WHAT TO WORK ON » Copy out each line exactly as it appears.

##### EXERCISE INPUT

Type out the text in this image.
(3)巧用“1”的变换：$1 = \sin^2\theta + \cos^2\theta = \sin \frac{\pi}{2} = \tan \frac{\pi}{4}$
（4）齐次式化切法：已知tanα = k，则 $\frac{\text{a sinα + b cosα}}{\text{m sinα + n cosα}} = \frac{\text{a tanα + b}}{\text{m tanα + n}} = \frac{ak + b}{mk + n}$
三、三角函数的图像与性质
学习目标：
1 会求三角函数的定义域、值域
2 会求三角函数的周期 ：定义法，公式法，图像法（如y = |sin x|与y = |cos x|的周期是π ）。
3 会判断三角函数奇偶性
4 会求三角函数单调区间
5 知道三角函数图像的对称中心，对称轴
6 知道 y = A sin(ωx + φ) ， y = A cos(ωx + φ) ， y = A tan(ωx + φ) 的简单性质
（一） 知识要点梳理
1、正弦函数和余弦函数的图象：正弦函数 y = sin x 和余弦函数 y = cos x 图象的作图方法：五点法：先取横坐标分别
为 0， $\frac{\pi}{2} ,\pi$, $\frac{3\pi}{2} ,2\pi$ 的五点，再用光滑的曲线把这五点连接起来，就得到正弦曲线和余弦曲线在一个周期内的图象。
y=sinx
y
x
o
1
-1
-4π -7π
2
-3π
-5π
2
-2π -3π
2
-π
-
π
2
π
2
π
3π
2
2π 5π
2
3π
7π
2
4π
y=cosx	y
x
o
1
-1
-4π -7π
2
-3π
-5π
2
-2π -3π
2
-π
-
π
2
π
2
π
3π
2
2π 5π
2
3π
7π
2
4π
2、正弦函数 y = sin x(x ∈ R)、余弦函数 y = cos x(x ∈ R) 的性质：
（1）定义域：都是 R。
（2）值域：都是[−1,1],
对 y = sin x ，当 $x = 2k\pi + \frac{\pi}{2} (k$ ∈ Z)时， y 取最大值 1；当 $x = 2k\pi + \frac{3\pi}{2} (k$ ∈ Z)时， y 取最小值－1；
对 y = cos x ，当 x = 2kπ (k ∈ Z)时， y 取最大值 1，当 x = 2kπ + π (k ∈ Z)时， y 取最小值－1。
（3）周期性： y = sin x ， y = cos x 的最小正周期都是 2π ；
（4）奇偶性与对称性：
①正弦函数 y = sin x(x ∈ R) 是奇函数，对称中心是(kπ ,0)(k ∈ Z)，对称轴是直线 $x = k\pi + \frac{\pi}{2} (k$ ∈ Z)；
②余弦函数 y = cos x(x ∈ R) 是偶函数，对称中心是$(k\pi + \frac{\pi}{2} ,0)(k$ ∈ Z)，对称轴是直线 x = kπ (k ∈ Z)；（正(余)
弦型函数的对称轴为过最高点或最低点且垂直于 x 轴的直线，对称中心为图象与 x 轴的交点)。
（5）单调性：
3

##########

RIGHT ANSWER »
Type out the text in this image.
(3)巧用“1”的变换：$1 = \sin^2\theta + \cos^2\theta = \sin \frac{\pi}{2} = \tan \frac{\pi}{4}$
（4）齐次式化切法：已知tanα = k，则 $\frac{\text{a sinα + b cosα}}{\text{m sinα + n cosα}} = \frac{\text{a tanα + b}}{\text{m tanα + n}} = \frac{ak + b}{mk + n}$
三、三角函数的图像与性质
学习目标：
1 会求三角函数的定义域、值域
2 会求三角函数的周期 ：定义法，公式法，图像法（如y = |sin x|与y = |cos x|的周期是π ）。
3 会判断三角函数奇偶性
4 会求三角函数单调区间
5 知道三角函数图像的对称中心，对称轴
6 知道 y = A sin(ωx + φ) ， y = A cos(ωx + φ) ， y = A tan(ωx + φ) 的简单性质
（一） 知识要点梳理
1、正弦函数和余弦函数的图象：正弦函数 y = sin x 和余弦函数 y = cos x 图象的作图方法：五点法：先取横坐标分别
为 0， $\frac{\pi}{2} ,\pi$, $\frac{3\pi}{2} ,2\pi$ 的五点，再用光滑的曲线把这五点连接起来，就得到正弦曲线和余弦曲线在一个周期内的图象。
y=sinx
y
x
o
1
-1
-4π -7π
2
-3π
-5π
2
-2π -3π
2
-π
-
π
2
π
2
π
3π
2
2π 5π
2
3π
7π
2
4π
y=cosx	y
x
o
1
-1
-4π -7π
2
-3π
-5π
2
-2π -3π
2
-π
-
π
2
π
2
π
3π
2
2π 5π
2
3π
7π
2
4π
2、正弦函数 y = sin x(x ∈ R)、余弦函数 y = cos x(x ∈ R) 的性质：
（1）定义域：都是 R。
（2）值域：都是[−1,1],
对 y = sin x ，当 $x = 2k\pi + \frac{\pi}{2} (k$ ∈ Z)时， y 取最大值 1；当 $x = 2k\pi + \frac{3\pi}{2} (k$ ∈ Z)时， y 取最小值－1；
对 y = cos x ，当 x = 2kπ (k ∈ Z)时， y 取最大值 1，当 x = 2kπ + π (k ∈ Z)时， y 取最小值－1。
（3）周期性： y = sin x ， y = cos x 的最小正周期都是 2π ；
（4）奇偶性与对称性：
①正弦函数 y = sin x(x ∈ R) 是奇函数，对称中心是(kπ ,0)(k ∈ Z)，对称轴是直线 $x = k\pi + \frac{\pi}{2} (k$ ∈ Z)；
②余弦函数 y = cos x(x ∈ R) 是偶函数，对称中心是$(k\pi + \frac{\pi}{2} ,0)(k$ ∈ Z)，对称轴是直线 x = kπ (k ∈ Z)；（正(余)
弦型函数的对称轴为过最高点或最低点且垂直于 x 轴的直线，对称中心为图象与 x 轴的交点)。
（5）单调性：
3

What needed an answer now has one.